What to work on » Make an exact transcription of the material, leaving out all images.

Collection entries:
^^^^^^^^
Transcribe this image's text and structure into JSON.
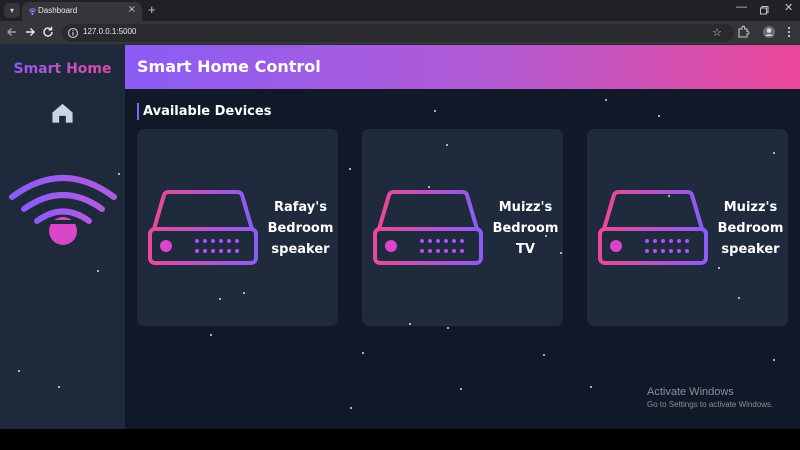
{
  "browser": {
    "tab_title": "Dashboard",
    "url": "127.0.0.1:5000",
    "new_tab_glyph": "+",
    "tab_close_glyph": "×",
    "icons": [
      "tab-search-icon",
      "back-icon",
      "forward-icon",
      "reload-icon",
      "site-info-icon",
      "bookmark-star-icon",
      "extensions-icon",
      "profile-avatar",
      "menu-icon",
      "minimize-icon",
      "maximize-icon",
      "close-window-icon"
    ]
  },
  "app": {
    "brand": "Smart Home",
    "header_title": "Smart Home Control",
    "section_title": "Available Devices",
    "nav_icon": "home-icon",
    "illustration": "wifi-icon",
    "colors": {
      "accent_purple": "#8b5cf6",
      "accent_pink": "#ec4899",
      "sidebar_bg": "#1e293b",
      "content_bg": "#111827",
      "card_bg": "#1f2a3c"
    },
    "devices": [
      {
        "name": "Rafay's Bedroom speaker",
        "icon": "device-hub-icon"
      },
      {
        "name": "Muizz's Bedroom TV",
        "icon": "device-hub-icon"
      },
      {
        "name": "Muizz's Bedroom speaker",
        "icon": "device-hub-icon"
      }
    ]
  },
  "os": {
    "activate_title": "Activate Windows",
    "activate_sub": "Go to Settings to activate Windows."
  }
}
^^^^^^^^
Answer »
Transcribe this image's text and structure into JSON.
{
  "browser": {
    "tab_title": "Dashboard",
    "url": "127.0.0.1:5000",
    "new_tab_glyph": "+",
    "tab_close_glyph": "×",
    "icons": [
      "tab-search-icon",
      "back-icon",
      "forward-icon",
      "reload-icon",
      "site-info-icon",
      "bookmark-star-icon",
      "extensions-icon",
      "profile-avatar",
      "menu-icon",
      "minimize-icon",
      "maximize-icon",
      "close-window-icon"
    ]
  },
  "app": {
    "brand": "Smart Home",
    "header_title": "Smart Home Control",
    "section_title": "Available Devices",
    "nav_icon": "home-icon",
    "illustration": "wifi-icon",
    "colors": {
      "accent_purple": "#8b5cf6",
      "accent_pink": "#ec4899",
      "sidebar_bg": "#1e293b",
      "content_bg": "#111827",
      "card_bg": "#1f2a3c"
    },
    "devices": [
      {
        "name": "Rafay's Bedroom speaker",
        "icon": "device-hub-icon"
      },
      {
        "name": "Muizz's Bedroom TV",
        "icon": "device-hub-icon"
      },
      {
        "name": "Muizz's Bedroom speaker",
        "icon": "device-hub-icon"
      }
    ]
  },
  "os": {
    "activate_title": "Activate Windows",
    "activate_sub": "Go to Settings to activate Windows."
  }
}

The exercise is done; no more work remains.